* [Work instructions]: Work out how many lines of the listing hold the string "Wärmeplanung", then answer with that number and nothing else.

======== Given data

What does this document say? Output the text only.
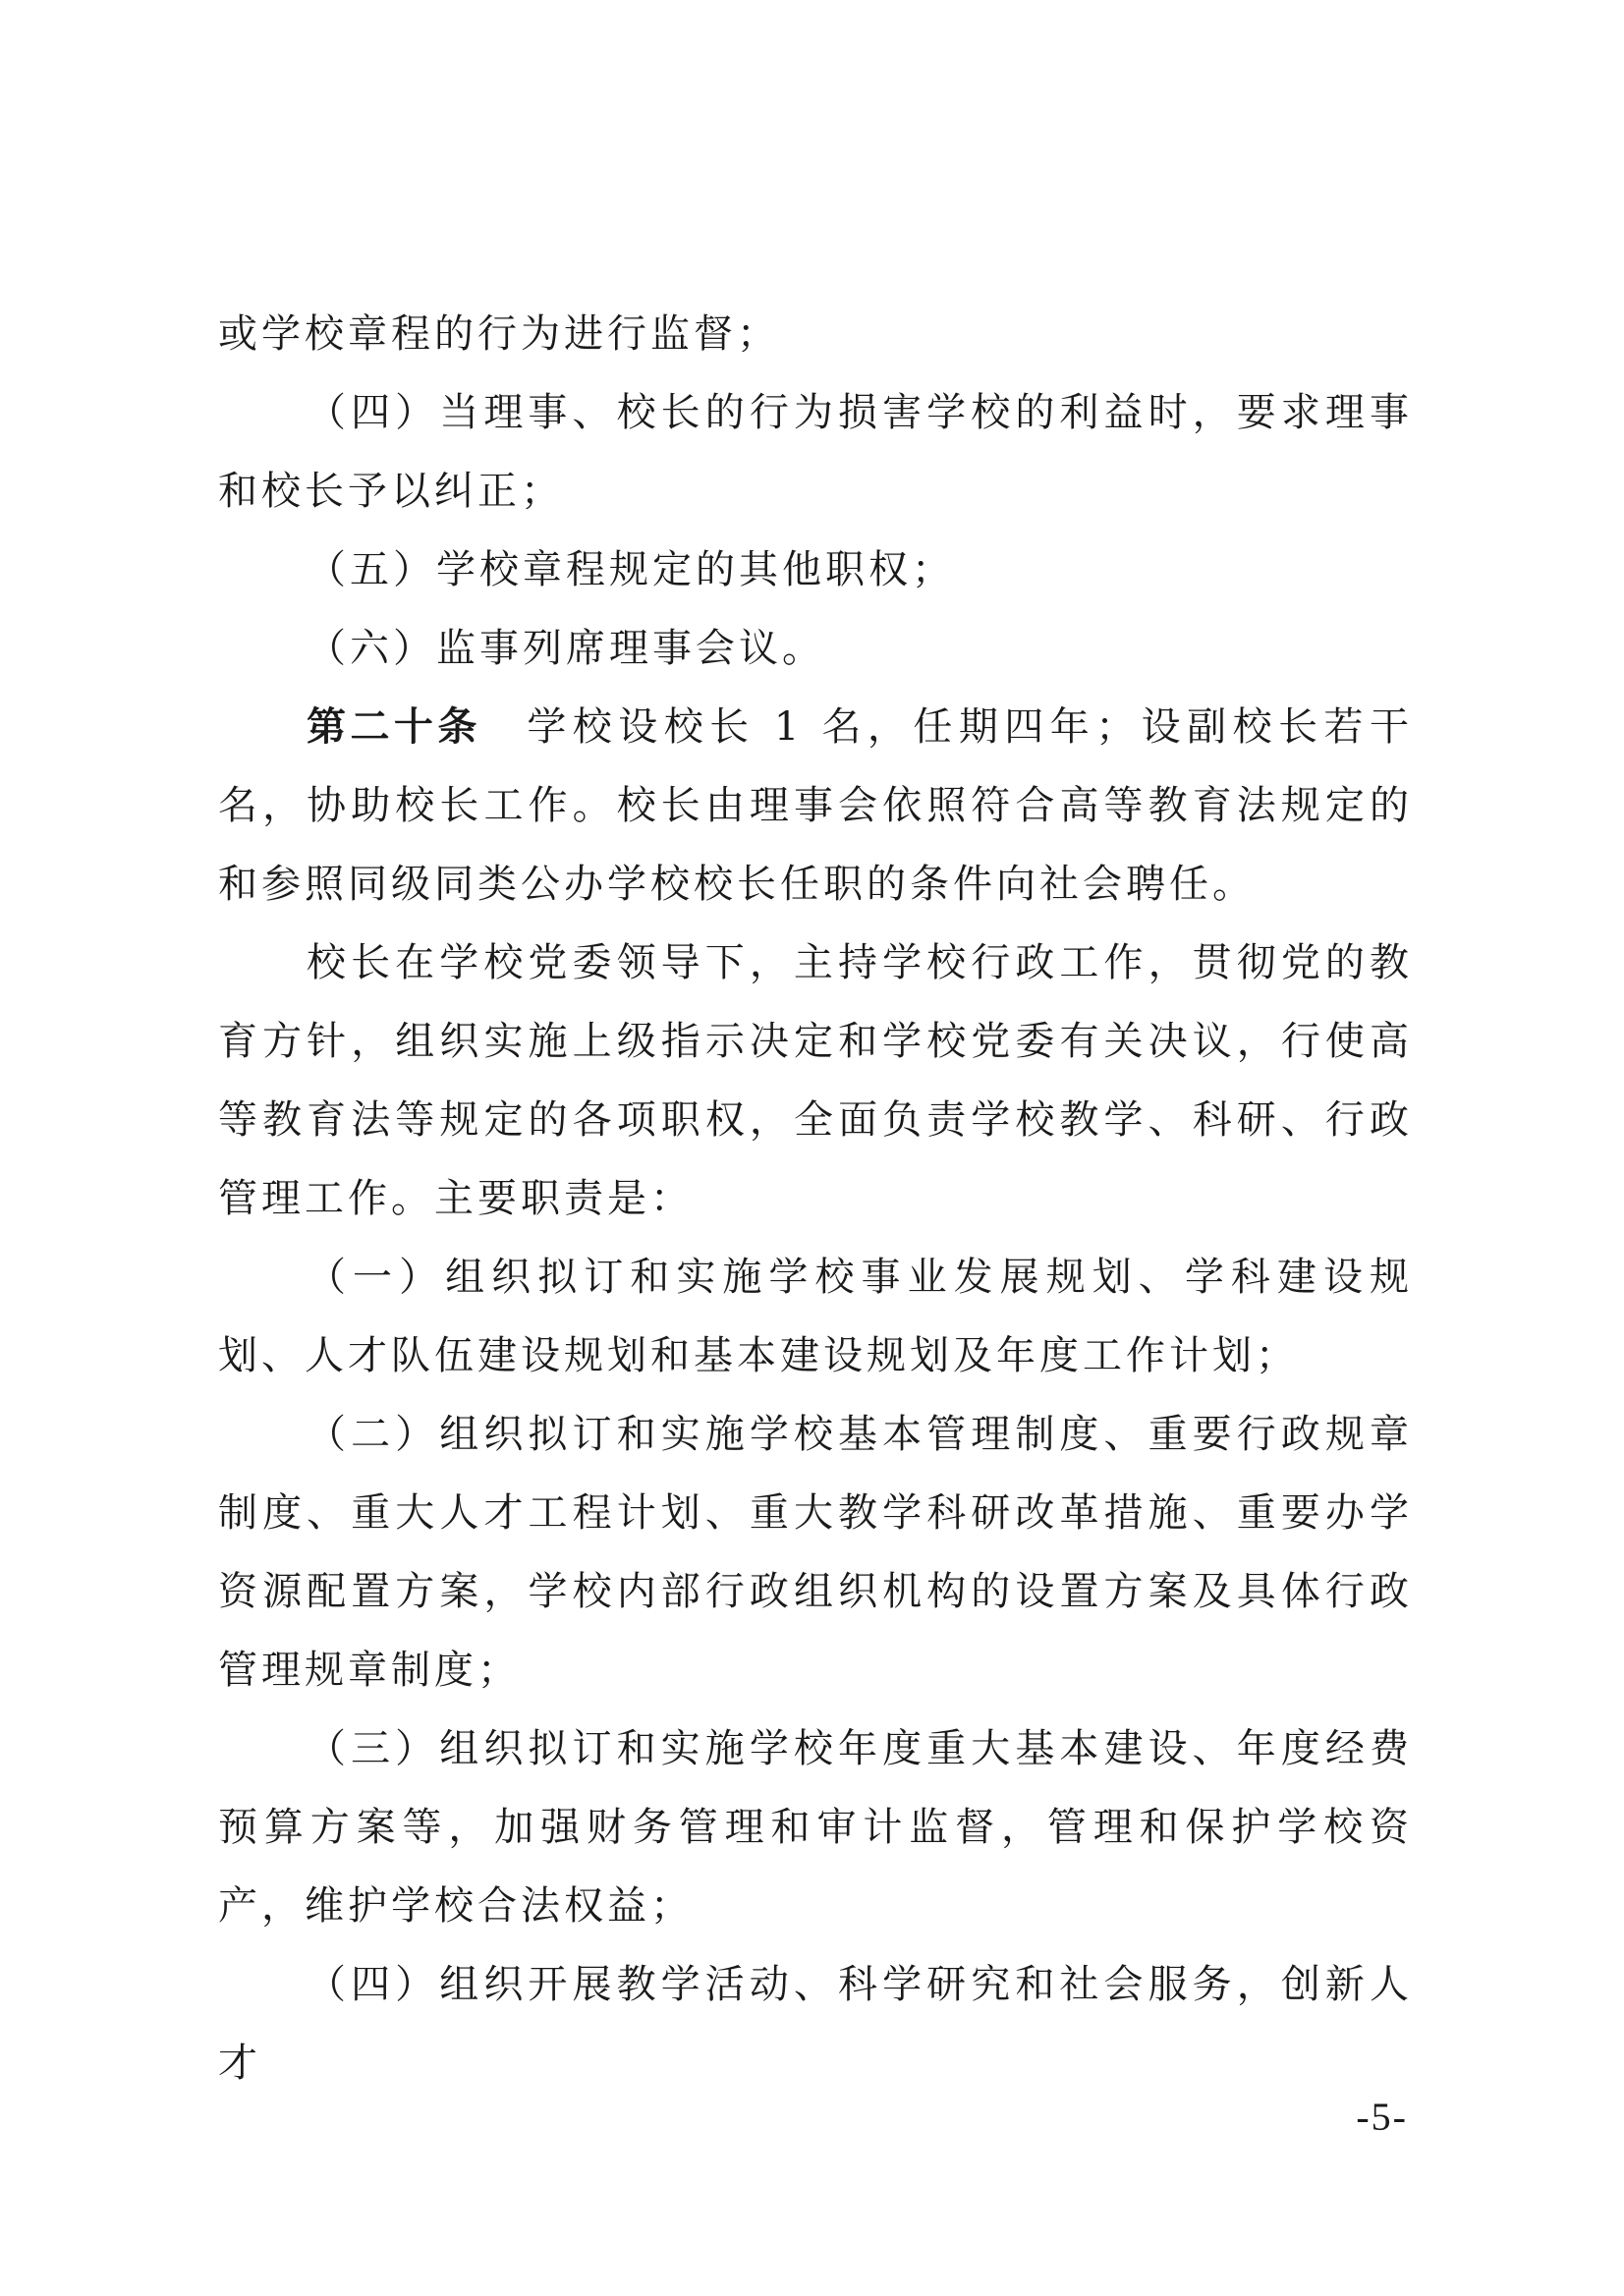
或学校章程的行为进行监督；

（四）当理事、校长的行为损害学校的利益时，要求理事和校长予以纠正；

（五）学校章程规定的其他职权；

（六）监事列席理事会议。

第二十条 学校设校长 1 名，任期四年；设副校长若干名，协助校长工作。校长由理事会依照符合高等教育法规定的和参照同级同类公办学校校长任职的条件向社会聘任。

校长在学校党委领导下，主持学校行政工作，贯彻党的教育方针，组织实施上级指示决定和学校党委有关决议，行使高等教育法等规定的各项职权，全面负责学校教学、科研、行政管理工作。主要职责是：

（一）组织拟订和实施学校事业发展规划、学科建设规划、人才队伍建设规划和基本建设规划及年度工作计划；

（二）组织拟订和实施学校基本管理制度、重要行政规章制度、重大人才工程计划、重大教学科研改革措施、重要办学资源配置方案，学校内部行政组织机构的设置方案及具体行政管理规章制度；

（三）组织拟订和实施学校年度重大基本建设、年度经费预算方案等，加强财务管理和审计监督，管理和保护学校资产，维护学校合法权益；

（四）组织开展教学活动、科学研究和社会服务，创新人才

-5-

================
======== Given data

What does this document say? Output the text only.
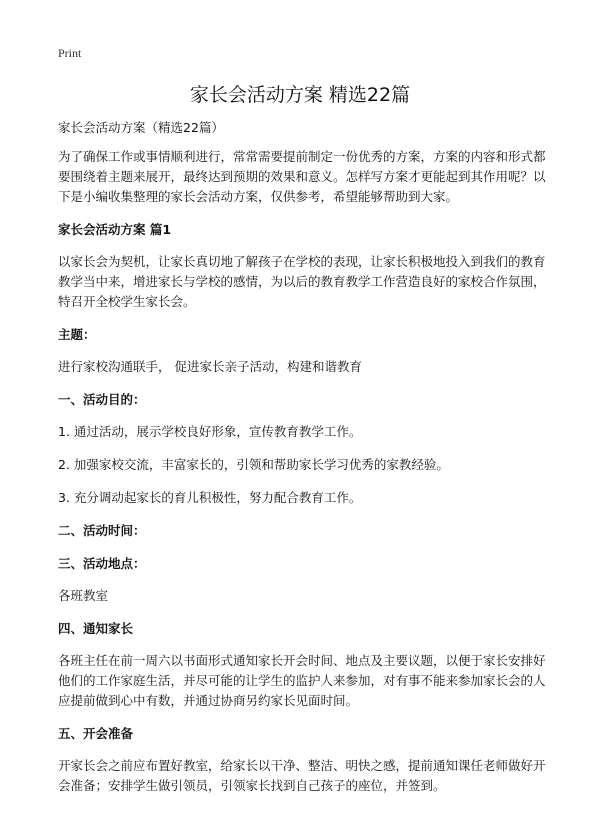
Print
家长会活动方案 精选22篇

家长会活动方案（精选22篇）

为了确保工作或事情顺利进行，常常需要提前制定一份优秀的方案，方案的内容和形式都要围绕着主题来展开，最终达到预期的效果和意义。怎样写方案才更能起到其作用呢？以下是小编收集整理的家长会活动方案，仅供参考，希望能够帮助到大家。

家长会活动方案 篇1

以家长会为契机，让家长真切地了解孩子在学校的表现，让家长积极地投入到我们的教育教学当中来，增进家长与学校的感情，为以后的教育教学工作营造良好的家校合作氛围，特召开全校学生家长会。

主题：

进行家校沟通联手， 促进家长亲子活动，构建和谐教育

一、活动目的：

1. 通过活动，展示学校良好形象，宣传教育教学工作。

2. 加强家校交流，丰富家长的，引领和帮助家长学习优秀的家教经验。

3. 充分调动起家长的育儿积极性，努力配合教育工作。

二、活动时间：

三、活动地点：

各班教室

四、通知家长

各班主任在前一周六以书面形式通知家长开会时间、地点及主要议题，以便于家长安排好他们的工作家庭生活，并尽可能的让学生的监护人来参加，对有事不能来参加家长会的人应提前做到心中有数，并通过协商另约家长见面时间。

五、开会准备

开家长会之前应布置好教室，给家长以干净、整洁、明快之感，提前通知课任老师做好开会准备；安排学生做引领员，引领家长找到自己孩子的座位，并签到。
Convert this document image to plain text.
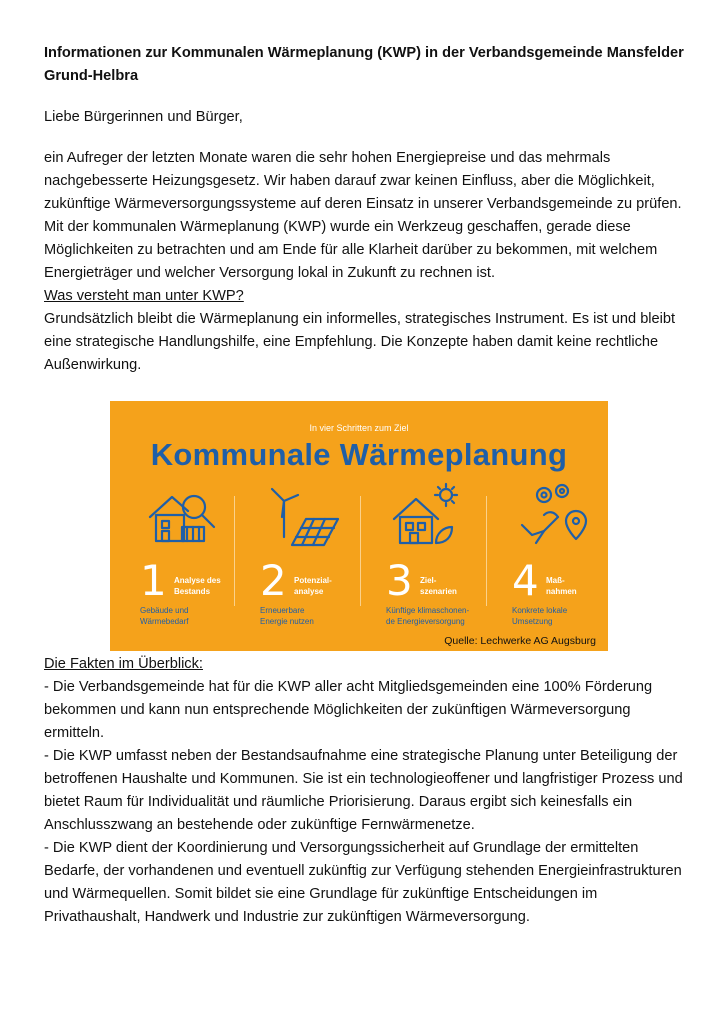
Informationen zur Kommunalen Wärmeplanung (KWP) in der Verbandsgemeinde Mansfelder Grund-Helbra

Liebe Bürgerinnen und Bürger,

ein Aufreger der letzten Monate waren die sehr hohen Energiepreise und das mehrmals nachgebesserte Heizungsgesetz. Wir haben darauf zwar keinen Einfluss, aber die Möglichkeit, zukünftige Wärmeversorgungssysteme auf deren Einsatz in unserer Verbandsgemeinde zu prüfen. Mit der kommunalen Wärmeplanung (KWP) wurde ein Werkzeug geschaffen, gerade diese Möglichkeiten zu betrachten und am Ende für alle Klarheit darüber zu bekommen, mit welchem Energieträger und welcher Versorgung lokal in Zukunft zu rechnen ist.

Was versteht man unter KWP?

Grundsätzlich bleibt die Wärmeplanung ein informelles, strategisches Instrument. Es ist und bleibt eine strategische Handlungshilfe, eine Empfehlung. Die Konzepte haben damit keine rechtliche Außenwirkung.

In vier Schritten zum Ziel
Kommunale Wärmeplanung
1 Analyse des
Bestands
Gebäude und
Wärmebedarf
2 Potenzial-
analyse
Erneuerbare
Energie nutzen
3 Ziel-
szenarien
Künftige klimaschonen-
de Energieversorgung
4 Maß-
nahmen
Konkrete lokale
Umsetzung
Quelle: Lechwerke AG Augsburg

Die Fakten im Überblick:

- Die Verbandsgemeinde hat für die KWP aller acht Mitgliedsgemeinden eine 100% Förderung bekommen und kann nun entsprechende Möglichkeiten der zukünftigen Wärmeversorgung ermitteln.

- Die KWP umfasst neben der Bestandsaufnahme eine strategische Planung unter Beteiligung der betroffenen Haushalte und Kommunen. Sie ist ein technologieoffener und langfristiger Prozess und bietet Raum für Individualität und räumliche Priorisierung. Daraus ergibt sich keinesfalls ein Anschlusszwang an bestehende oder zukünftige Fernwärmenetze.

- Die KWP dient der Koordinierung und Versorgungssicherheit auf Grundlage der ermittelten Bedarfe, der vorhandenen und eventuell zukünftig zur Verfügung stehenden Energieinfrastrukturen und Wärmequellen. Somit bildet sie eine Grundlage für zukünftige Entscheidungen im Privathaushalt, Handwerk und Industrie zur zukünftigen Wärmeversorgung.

================

* [Written answer]: 4